(Saved entries)
'''
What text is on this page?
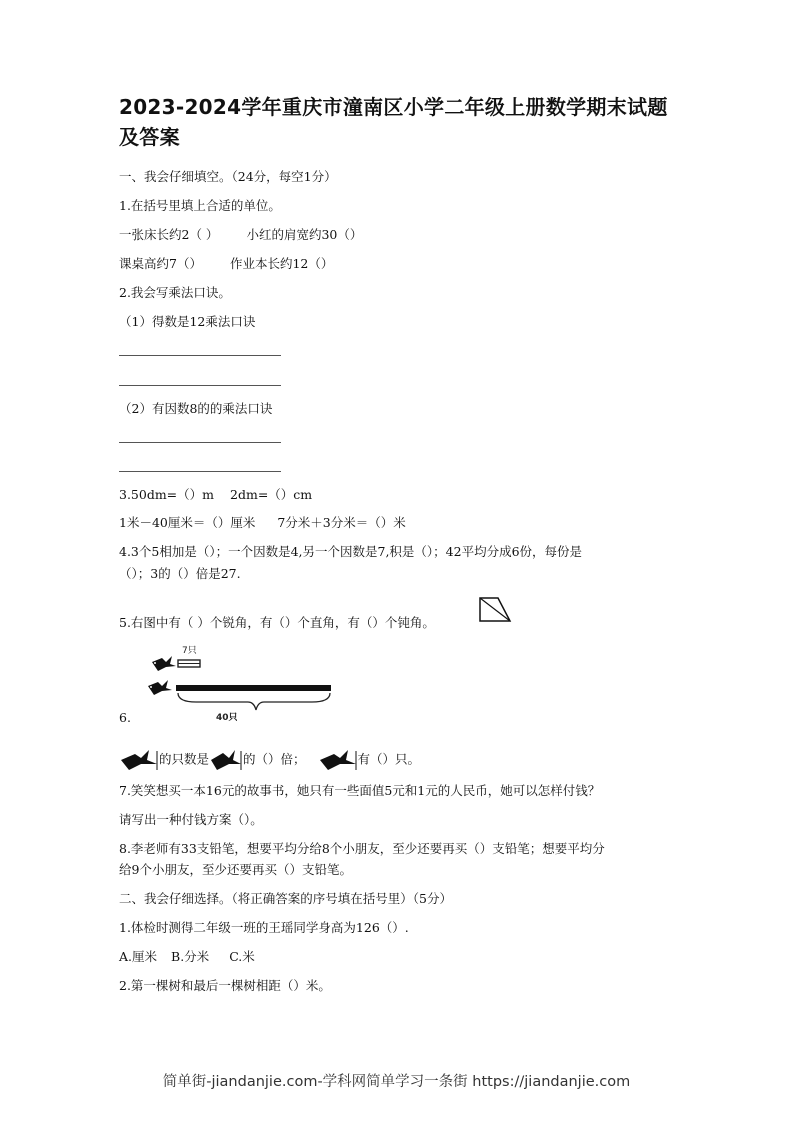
2023-2024学年重庆市潼南区小学二年级上册数学期末试题及答案
一、我会仔细填空。（24分，每空1分）
1.在括号里填上合适的单位。
一张床长约2（ ） 小红的肩宽约30（）
课桌高约7（） 作业本长约12（）
2.我会写乘法口诀。
（1）得数是12乘法口诀
（2）有因数8的的乘法口诀
3.50dm=（）m 2dm=（）cm
1米－40厘米＝（）厘米 7分米＋3分米＝（）米
4.3个5相加是（）；一个因数是4,另一个因数是7,积是（）；42平均分成6份，每份是
（）；3的（）倍是27.
5.右图中有（ ）个锐角，有（）个直角，有（）个钝角。
7只
40只
6.
的只数是	的（）倍；	有（）只。
7.笑笑想买一本16元的故事书，她只有一些面值5元和1元的人民币，她可以怎样付钱？
请写出一种付钱方案（）。
8.李老师有33支铅笔，想要平均分给8个小朋友，至少还要再买（）支铅笔；想要平均分
给9个小朋友，至少还要再买（）支铅笔。
二、我会仔细选择。（将正确答案的序号填在括号里）（5分）
1.体检时测得二年级一班的王瑶同学身高为126（）.
A.厘米 B.分米 C.米
2.第一棵树和最后一棵树相距（）米。
简单街-jiandanjie.com-学科网简单学习一条街 https://jiandanjie.com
'''
GOAL: Leave images out of the retyped records; keep all else exact.

SOLUTION TO THIS EXERCISE:
What text is on this page?
2023-2024学年重庆市潼南区小学二年级上册数学期末试题及答案
一、我会仔细填空。（24分，每空1分）
1.在括号里填上合适的单位。
一张床长约2（ ） 小红的肩宽约30（）
课桌高约7（） 作业本长约12（）
2.我会写乘法口诀。
（1）得数是12乘法口诀
（2）有因数8的的乘法口诀
3.50dm=（）m 2dm=（）cm
1米－40厘米＝（）厘米 7分米＋3分米＝（）米
4.3个5相加是（）；一个因数是4,另一个因数是7,积是（）；42平均分成6份，每份是
（）；3的（）倍是27.
5.右图中有（ ）个锐角，有（）个直角，有（）个钝角。
7只
40只
6.
的只数是	的（）倍；	有（）只。
7.笑笑想买一本16元的故事书，她只有一些面值5元和1元的人民币，她可以怎样付钱？
请写出一种付钱方案（）。
8.李老师有33支铅笔，想要平均分给8个小朋友，至少还要再买（）支铅笔；想要平均分
给9个小朋友，至少还要再买（）支铅笔。
二、我会仔细选择。（将正确答案的序号填在括号里）（5分）
1.体检时测得二年级一班的王瑶同学身高为126（）.
A.厘米 B.分米 C.米
2.第一棵树和最后一棵树相距（）米。
简单街-jiandanjie.com-学科网简单学习一条街 https://jiandanjie.com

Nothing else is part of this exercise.